- [Supplied entries]
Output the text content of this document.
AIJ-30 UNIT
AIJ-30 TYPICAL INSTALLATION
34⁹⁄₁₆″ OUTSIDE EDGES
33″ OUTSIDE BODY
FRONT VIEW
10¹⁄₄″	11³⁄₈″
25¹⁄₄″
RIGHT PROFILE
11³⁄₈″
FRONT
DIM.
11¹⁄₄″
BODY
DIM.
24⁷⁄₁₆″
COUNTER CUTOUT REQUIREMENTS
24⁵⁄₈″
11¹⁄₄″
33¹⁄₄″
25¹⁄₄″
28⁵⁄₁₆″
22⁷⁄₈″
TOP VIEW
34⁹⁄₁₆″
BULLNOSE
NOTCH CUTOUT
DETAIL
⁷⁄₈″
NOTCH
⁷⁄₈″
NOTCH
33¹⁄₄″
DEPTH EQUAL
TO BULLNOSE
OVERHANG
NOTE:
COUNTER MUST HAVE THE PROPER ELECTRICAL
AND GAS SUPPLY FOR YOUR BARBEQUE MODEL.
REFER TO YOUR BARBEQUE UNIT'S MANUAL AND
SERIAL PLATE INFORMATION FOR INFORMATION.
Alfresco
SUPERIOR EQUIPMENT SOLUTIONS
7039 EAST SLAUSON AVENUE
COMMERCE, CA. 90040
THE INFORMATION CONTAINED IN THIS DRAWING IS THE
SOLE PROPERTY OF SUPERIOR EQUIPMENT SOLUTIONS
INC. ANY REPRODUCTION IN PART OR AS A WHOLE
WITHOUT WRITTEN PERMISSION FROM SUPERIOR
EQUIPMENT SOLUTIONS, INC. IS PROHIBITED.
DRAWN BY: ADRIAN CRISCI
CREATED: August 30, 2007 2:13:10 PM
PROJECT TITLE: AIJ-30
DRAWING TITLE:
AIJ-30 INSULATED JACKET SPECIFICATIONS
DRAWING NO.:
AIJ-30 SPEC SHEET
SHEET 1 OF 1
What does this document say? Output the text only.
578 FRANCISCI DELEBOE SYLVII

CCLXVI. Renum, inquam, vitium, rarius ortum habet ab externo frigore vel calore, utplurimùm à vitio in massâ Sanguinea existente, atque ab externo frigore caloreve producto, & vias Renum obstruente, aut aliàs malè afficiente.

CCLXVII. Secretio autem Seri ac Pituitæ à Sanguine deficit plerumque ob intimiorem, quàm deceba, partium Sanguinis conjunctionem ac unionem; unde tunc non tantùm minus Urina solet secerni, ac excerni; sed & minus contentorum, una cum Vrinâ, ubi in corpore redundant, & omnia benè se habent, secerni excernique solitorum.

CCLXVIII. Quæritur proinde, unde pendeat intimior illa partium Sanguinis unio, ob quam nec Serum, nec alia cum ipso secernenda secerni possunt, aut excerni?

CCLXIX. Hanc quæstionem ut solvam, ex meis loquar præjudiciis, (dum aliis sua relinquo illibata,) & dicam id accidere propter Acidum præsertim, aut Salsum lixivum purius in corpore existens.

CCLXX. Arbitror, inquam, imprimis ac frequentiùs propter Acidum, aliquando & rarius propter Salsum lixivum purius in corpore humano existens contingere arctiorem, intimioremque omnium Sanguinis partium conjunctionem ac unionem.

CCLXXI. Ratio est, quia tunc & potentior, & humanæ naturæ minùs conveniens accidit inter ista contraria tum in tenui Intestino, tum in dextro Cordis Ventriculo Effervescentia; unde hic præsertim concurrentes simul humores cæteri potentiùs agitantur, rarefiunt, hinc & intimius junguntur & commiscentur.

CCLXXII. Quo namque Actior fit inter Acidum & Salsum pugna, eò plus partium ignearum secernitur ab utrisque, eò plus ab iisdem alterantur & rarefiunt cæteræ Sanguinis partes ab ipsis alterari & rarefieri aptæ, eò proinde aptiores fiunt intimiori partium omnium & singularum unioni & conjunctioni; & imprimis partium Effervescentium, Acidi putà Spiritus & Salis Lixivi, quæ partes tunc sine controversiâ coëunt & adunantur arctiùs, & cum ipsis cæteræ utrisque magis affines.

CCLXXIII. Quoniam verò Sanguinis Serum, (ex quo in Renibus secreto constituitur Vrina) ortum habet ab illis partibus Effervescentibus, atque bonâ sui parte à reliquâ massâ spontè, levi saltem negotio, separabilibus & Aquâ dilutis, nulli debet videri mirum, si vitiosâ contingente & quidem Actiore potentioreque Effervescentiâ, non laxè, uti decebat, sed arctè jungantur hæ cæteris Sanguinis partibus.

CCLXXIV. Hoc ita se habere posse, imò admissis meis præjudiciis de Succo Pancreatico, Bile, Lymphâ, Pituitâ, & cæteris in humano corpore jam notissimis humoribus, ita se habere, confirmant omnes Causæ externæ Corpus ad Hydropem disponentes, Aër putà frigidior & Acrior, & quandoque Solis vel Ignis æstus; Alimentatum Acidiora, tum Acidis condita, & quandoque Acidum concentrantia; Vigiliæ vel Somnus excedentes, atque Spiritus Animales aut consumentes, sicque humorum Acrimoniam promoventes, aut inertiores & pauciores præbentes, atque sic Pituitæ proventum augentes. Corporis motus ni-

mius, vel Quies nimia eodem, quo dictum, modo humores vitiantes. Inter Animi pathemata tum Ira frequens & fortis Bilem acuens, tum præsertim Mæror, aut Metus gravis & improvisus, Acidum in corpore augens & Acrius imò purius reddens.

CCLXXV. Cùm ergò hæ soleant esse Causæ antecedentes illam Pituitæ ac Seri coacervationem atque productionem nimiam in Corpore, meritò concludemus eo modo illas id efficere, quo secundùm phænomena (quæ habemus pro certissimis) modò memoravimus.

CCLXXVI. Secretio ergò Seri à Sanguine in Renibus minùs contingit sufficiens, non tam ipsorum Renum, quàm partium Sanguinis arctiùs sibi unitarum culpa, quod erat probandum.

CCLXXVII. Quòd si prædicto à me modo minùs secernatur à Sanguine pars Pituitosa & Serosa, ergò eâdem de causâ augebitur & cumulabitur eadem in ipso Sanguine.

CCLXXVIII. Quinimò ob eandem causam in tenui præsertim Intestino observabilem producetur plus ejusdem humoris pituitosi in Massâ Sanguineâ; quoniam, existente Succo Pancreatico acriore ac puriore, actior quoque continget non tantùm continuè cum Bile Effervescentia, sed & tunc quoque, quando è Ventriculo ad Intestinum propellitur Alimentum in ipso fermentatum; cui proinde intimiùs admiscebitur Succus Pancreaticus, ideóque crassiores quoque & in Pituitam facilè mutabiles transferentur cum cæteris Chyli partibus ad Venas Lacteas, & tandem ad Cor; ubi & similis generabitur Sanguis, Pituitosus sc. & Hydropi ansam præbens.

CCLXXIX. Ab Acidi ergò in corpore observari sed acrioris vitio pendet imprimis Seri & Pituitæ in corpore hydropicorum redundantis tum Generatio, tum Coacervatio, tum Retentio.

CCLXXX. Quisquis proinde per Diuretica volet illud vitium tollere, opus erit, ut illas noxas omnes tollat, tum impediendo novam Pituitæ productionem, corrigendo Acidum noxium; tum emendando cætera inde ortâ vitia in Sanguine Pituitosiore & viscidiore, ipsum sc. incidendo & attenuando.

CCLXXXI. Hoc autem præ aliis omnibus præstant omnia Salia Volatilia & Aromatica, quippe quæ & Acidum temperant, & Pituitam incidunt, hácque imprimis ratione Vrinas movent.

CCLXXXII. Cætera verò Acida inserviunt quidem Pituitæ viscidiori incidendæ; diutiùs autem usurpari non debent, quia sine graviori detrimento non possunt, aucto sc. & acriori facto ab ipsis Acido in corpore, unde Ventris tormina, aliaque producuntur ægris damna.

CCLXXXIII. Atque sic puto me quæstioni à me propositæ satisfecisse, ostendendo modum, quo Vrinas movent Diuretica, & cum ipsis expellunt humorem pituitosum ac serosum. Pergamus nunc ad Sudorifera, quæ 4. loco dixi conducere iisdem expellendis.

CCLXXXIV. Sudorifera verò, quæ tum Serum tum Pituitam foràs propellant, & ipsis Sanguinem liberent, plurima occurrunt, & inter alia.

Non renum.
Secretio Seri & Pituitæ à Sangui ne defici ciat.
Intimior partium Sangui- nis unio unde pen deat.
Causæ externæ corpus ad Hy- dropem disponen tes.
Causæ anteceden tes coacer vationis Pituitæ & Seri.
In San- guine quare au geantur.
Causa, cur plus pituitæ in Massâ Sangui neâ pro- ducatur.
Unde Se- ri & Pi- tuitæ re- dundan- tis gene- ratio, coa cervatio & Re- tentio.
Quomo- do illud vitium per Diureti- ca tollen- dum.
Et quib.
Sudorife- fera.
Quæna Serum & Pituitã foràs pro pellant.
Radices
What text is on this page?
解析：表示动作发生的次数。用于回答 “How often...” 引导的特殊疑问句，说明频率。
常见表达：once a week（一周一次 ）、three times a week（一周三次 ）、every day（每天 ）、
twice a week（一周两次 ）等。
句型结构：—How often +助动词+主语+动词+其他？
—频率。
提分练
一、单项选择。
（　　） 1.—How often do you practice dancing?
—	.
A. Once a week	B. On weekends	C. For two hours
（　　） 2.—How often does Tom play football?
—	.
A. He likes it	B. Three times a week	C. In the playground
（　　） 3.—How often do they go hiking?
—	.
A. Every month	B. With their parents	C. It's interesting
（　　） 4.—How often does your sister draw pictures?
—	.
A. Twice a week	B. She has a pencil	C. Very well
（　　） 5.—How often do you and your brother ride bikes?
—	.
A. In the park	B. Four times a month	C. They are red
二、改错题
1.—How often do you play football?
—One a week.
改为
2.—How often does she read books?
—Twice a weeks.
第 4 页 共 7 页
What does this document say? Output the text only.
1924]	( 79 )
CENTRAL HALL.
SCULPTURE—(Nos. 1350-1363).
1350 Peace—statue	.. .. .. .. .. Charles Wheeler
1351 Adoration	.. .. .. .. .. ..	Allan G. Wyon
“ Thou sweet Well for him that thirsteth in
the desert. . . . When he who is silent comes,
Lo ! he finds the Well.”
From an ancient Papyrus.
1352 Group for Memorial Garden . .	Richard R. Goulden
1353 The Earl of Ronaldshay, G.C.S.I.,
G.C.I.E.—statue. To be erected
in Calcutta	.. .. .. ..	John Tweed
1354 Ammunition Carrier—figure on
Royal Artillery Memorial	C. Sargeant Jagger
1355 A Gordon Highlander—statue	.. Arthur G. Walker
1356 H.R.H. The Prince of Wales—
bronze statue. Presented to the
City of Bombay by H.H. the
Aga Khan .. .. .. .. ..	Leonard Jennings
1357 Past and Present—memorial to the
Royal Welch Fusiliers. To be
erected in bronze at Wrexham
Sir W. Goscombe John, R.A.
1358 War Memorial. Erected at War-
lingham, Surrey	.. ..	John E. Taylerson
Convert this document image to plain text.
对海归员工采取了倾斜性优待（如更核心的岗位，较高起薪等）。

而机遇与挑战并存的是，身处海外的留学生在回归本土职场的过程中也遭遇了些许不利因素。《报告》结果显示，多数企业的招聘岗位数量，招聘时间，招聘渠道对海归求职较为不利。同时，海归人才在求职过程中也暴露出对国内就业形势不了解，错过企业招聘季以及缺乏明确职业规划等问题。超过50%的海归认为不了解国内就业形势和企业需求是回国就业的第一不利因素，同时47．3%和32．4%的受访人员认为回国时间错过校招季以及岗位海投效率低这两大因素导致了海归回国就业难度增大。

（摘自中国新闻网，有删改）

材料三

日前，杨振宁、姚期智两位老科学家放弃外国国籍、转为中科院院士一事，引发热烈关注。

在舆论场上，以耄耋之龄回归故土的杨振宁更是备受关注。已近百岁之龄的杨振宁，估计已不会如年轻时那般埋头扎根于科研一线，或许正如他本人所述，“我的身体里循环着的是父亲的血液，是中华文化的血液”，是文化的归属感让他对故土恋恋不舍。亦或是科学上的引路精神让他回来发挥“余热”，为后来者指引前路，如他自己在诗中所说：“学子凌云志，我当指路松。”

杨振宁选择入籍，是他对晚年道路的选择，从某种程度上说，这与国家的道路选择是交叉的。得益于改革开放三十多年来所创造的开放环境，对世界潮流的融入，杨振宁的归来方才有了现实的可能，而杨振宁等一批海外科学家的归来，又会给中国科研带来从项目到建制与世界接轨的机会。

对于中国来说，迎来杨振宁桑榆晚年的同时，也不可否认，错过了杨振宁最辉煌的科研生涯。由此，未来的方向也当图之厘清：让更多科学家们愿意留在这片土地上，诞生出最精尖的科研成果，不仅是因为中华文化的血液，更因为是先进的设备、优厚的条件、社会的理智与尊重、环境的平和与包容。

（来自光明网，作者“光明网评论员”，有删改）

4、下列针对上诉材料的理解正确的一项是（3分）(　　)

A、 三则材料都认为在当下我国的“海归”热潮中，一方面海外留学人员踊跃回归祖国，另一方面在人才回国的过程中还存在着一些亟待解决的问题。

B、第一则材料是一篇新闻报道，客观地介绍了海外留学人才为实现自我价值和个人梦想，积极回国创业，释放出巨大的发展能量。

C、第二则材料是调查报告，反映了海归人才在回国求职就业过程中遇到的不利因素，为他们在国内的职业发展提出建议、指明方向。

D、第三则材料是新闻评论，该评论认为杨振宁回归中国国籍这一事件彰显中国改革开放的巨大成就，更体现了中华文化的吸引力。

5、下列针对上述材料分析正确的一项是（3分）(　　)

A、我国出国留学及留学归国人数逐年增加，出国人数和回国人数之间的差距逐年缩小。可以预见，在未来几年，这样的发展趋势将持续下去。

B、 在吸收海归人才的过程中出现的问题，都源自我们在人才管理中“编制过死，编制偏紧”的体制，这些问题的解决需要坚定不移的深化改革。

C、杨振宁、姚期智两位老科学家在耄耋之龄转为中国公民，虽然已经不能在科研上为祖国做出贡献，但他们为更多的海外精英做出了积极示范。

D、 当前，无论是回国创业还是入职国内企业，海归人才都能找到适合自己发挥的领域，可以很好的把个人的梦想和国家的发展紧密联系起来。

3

- [Required work] From the listing above, pick out each line where the word "football" appears.

- [Worked solution]
（　　） 2.—How often does Tom play football?
1.—How often do you play football?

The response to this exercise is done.